-- Task instructions --
Without including any pictures, write out all the entries exactly.

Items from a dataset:
--

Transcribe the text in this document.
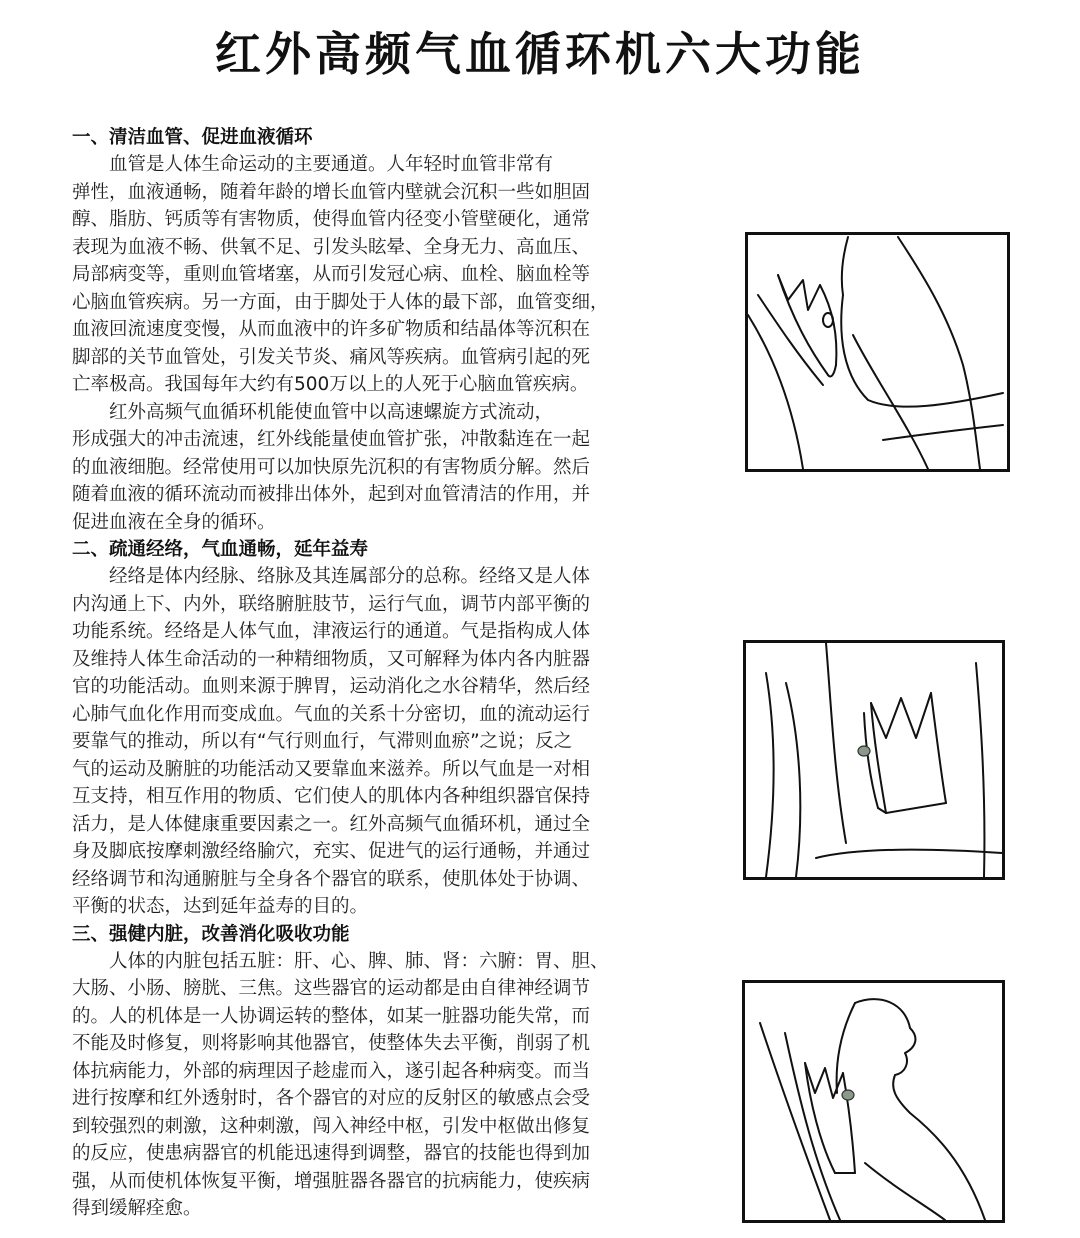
红外高频气血循环机六大功能
一、清洁血管、促进血液循环
　　血管是人体生命运动的主要通道。人年轻时血管非常有
弹性，血液通畅，随着年龄的增长血管内壁就会沉积一些如胆固
醇、脂肪、钙质等有害物质，使得血管内径变小管壁硬化，通常
表现为血液不畅、供氧不足、引发头眩晕、全身无力、高血压、
局部病变等，重则血管堵塞，从而引发冠心病、血栓、脑血栓等
心脑血管疾病。另一方面，由于脚处于人体的最下部，血管变细，
血液回流速度变慢，从而血液中的许多矿物质和结晶体等沉积在
脚部的关节血管处，引发关节炎、痛风等疾病。血管病引起的死
亡率极高。我国每年大约有500万以上的人死于心脑血管疾病。
　　红外高频气血循环机能使血管中以高速螺旋方式流动，
形成强大的冲击流速，红外线能量使血管扩张，冲散黏连在一起
的血液细胞。经常使用可以加快原先沉积的有害物质分解。然后
随着血液的循环流动而被排出体外，起到对血管清洁的作用，并
促进血液在全身的循环。
二、疏通经络，气血通畅，延年益寿
　　经络是体内经脉、络脉及其连属部分的总称。经络又是人体
内沟通上下、内外，联络腑脏肢节，运行气血，调节内部平衡的
功能系统。经络是人体气血，津液运行的通道。气是指构成人体
及维持人体生命活动的一种精细物质，又可解释为体内各内脏器
官的功能活动。血则来源于脾胃，运动消化之水谷精华，然后经
心肺气血化作用而变成血。气血的关系十分密切，血的流动运行
要靠气的推动，所以有“气行则血行，气滞则血瘀”之说；反之
气的运动及腑脏的功能活动又要靠血来滋养。所以气血是一对相
互支持，相互作用的物质、它们使人的肌体内各种组织器官保持
活力，是人体健康重要因素之一。红外高频气血循环机，通过全
身及脚底按摩刺激经络腧穴，充实、促进气的运行通畅，并通过
经络调节和沟通腑脏与全身各个器官的联系，使肌体处于协调、
平衡的状态，达到延年益寿的目的。
三、强健内脏，改善消化吸收功能
　　人体的内脏包括五脏：肝、心、脾、肺、肾：六腑：胃、胆、
大肠、小肠、膀胱、三焦。这些器官的运动都是由自律神经调节
的。人的机体是一人协调运转的整体，如某一脏器功能失常，而
不能及时修复，则将影响其他器官，使整体失去平衡，削弱了机
体抗病能力，外部的病理因子趁虚而入，遂引起各种病变。而当
进行按摩和红外透射时，各个器官的对应的反射区的敏感点会受
到较强烈的刺激，这种刺激，闯入神经中枢，引发中枢做出修复
的反应，使患病器官的机能迅速得到调整，器官的技能也得到加
强，从而使机体恢复平衡，增强脏器各器官的抗病能力，使疾病
得到缓解痊愈。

--

-- Task response --
Transcribe the text in this document.
红外高频气血循环机六大功能
一、清洁血管、促进血液循环
　　血管是人体生命运动的主要通道。人年轻时血管非常有
弹性，血液通畅，随着年龄的增长血管内壁就会沉积一些如胆固
醇、脂肪、钙质等有害物质，使得血管内径变小管壁硬化，通常
表现为血液不畅、供氧不足、引发头眩晕、全身无力、高血压、
局部病变等，重则血管堵塞，从而引发冠心病、血栓、脑血栓等
心脑血管疾病。另一方面，由于脚处于人体的最下部，血管变细，
血液回流速度变慢，从而血液中的许多矿物质和结晶体等沉积在
脚部的关节血管处，引发关节炎、痛风等疾病。血管病引起的死
亡率极高。我国每年大约有500万以上的人死于心脑血管疾病。
　　红外高频气血循环机能使血管中以高速螺旋方式流动，
形成强大的冲击流速，红外线能量使血管扩张，冲散黏连在一起
的血液细胞。经常使用可以加快原先沉积的有害物质分解。然后
随着血液的循环流动而被排出体外，起到对血管清洁的作用，并
促进血液在全身的循环。
二、疏通经络，气血通畅，延年益寿
　　经络是体内经脉、络脉及其连属部分的总称。经络又是人体
内沟通上下、内外，联络腑脏肢节，运行气血，调节内部平衡的
功能系统。经络是人体气血，津液运行的通道。气是指构成人体
及维持人体生命活动的一种精细物质，又可解释为体内各内脏器
官的功能活动。血则来源于脾胃，运动消化之水谷精华，然后经
心肺气血化作用而变成血。气血的关系十分密切，血的流动运行
要靠气的推动，所以有“气行则血行，气滞则血瘀”之说；反之
气的运动及腑脏的功能活动又要靠血来滋养。所以气血是一对相
互支持，相互作用的物质、它们使人的肌体内各种组织器官保持
活力，是人体健康重要因素之一。红外高频气血循环机，通过全
身及脚底按摩刺激经络腧穴，充实、促进气的运行通畅，并通过
经络调节和沟通腑脏与全身各个器官的联系，使肌体处于协调、
平衡的状态，达到延年益寿的目的。
三、强健内脏，改善消化吸收功能
　　人体的内脏包括五脏：肝、心、脾、肺、肾：六腑：胃、胆、
大肠、小肠、膀胱、三焦。这些器官的运动都是由自律神经调节
的。人的机体是一人协调运转的整体，如某一脏器功能失常，而
不能及时修复，则将影响其他器官，使整体失去平衡，削弱了机
体抗病能力，外部的病理因子趁虚而入，遂引起各种病变。而当
进行按摩和红外透射时，各个器官的对应的反射区的敏感点会受
到较强烈的刺激，这种刺激，闯入神经中枢，引发中枢做出修复
的反应，使患病器官的机能迅速得到调整，器官的技能也得到加
强，从而使机体恢复平衡，增强脏器各器官的抗病能力，使疾病
得到缓解痊愈。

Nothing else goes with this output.